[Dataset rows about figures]
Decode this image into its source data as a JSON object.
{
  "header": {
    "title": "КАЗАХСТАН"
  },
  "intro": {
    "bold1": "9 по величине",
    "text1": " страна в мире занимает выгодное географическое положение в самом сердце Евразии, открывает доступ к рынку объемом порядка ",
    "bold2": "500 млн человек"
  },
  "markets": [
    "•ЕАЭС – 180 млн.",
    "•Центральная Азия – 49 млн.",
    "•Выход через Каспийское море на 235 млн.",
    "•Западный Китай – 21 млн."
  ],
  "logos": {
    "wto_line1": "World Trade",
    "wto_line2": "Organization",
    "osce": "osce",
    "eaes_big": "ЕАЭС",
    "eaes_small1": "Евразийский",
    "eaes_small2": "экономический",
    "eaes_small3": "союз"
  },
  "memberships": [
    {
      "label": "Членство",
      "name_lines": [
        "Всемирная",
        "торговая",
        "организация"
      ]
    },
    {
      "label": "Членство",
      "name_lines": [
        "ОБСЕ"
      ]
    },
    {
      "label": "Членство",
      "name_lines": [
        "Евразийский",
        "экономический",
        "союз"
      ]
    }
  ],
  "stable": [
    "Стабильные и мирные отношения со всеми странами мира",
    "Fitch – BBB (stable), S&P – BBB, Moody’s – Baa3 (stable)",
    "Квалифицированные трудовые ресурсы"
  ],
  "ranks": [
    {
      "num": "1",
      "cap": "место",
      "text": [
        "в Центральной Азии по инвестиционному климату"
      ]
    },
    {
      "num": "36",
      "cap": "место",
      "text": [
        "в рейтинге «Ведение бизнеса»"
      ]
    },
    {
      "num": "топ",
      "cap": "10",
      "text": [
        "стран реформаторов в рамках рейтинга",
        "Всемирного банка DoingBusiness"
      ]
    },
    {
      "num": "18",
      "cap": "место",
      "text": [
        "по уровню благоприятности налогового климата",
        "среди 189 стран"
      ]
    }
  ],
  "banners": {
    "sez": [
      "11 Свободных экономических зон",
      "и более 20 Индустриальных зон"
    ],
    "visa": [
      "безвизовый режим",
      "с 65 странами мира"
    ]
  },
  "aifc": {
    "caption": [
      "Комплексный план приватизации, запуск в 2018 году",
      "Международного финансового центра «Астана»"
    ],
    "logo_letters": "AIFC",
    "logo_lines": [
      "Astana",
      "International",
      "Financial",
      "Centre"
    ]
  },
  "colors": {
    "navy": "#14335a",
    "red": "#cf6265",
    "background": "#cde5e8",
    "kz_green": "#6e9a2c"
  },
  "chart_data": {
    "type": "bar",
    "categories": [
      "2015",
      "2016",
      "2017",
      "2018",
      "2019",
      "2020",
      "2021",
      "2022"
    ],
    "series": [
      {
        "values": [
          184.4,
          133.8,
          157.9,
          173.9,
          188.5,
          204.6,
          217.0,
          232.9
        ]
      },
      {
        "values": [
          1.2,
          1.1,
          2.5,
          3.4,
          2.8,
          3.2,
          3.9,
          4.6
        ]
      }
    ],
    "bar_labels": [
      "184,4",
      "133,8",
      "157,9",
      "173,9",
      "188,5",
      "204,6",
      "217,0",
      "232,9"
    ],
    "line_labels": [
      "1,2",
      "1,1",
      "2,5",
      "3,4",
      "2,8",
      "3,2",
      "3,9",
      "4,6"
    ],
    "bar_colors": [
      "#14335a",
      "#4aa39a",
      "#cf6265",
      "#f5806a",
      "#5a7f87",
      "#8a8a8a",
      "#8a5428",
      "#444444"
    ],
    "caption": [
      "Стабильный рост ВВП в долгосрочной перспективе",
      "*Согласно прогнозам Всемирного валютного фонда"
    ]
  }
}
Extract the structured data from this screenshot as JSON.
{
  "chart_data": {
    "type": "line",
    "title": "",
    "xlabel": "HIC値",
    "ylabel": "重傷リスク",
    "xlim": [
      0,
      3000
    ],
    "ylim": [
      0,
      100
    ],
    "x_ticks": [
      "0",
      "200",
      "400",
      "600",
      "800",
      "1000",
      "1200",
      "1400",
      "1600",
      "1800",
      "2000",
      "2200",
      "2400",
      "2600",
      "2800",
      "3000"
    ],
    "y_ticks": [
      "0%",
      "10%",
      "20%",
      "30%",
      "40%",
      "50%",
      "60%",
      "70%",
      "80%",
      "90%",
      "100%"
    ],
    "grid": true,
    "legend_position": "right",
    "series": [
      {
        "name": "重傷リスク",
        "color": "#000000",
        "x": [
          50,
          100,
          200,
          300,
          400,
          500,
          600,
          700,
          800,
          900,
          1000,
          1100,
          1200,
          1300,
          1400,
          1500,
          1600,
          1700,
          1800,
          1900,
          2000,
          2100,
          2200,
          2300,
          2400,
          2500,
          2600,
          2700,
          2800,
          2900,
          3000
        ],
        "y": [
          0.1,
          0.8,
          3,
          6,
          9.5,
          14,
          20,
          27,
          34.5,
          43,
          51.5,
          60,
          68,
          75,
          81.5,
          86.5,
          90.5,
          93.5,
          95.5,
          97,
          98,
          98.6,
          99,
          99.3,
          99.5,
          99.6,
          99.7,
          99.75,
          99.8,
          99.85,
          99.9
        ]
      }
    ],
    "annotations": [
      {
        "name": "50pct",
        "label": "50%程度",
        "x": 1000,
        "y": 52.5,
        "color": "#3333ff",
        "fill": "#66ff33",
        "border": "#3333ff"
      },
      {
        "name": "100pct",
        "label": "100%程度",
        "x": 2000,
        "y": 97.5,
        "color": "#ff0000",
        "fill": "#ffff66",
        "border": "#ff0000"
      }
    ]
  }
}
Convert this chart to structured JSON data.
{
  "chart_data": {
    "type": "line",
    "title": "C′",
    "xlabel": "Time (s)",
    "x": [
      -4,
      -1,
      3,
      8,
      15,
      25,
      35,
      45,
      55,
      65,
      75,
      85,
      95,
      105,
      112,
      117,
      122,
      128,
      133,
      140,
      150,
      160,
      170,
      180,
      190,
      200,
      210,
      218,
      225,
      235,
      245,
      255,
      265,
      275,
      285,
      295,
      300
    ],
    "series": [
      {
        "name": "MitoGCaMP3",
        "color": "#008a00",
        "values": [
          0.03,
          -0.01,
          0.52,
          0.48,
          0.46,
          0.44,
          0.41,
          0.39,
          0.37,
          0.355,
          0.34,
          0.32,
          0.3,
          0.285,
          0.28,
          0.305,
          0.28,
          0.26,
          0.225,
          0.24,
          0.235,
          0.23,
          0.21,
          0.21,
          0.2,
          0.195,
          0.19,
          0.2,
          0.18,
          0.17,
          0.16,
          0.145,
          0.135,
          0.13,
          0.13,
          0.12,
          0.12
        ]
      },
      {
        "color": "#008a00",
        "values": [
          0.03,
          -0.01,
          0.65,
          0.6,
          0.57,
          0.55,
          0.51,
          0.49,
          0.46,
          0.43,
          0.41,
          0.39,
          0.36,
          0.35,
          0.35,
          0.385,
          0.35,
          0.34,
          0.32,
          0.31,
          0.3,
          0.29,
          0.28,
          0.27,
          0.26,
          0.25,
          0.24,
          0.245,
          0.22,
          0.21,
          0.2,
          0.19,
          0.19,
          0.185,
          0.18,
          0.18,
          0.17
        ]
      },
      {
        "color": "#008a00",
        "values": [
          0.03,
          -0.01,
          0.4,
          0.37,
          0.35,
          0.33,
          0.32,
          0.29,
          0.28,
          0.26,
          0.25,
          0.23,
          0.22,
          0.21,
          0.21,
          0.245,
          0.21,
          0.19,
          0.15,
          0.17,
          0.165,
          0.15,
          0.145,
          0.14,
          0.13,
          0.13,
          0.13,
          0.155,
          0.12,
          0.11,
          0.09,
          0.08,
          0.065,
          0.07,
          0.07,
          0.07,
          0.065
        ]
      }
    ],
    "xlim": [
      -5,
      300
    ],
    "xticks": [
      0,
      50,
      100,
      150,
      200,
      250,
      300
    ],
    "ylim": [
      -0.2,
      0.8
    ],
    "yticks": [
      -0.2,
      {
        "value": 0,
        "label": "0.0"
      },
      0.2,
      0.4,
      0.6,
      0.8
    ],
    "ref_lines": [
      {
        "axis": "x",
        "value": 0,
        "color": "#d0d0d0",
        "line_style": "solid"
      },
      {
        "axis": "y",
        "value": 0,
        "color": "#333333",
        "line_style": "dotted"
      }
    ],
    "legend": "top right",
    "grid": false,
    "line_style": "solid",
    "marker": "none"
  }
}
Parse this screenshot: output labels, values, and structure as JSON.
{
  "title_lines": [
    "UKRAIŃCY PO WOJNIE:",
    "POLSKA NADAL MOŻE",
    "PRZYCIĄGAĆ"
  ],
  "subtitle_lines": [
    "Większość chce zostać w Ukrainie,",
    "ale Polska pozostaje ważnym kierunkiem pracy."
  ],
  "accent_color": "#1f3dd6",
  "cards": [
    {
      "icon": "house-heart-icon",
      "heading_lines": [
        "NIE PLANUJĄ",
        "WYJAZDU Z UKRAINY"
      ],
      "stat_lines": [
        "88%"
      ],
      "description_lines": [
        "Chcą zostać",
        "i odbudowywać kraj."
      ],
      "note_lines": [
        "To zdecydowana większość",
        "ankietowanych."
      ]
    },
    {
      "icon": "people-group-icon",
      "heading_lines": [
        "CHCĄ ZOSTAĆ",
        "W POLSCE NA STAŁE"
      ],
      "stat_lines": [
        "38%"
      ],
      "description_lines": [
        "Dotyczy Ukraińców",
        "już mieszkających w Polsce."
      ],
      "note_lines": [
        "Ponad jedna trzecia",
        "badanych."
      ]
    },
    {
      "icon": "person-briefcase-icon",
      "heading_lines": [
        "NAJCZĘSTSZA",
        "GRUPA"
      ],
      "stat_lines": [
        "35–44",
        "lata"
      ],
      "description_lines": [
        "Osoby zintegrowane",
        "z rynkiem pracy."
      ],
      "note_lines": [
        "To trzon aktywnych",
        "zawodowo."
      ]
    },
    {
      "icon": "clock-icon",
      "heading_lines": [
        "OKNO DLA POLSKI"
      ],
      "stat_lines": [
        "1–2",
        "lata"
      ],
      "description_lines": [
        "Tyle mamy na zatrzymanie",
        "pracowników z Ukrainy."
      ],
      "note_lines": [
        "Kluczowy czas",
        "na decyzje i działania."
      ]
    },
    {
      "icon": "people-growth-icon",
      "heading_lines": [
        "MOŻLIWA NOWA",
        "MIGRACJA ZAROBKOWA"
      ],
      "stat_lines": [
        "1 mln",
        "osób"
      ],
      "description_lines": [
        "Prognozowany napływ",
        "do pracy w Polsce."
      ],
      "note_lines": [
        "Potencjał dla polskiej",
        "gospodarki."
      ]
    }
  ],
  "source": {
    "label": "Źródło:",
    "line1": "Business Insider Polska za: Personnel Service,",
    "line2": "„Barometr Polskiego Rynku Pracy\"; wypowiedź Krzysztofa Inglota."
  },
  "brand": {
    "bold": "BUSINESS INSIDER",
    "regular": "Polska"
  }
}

_Written request_:
Return every line containing "this".

_Answer for the task_:
Decode this image into its source data as a JSON object.
Extract the structured data from this screenshot as JSON.
Convert this chart to structured JSON data.
Parse this screenshot: output labels, values, and structure as JSON.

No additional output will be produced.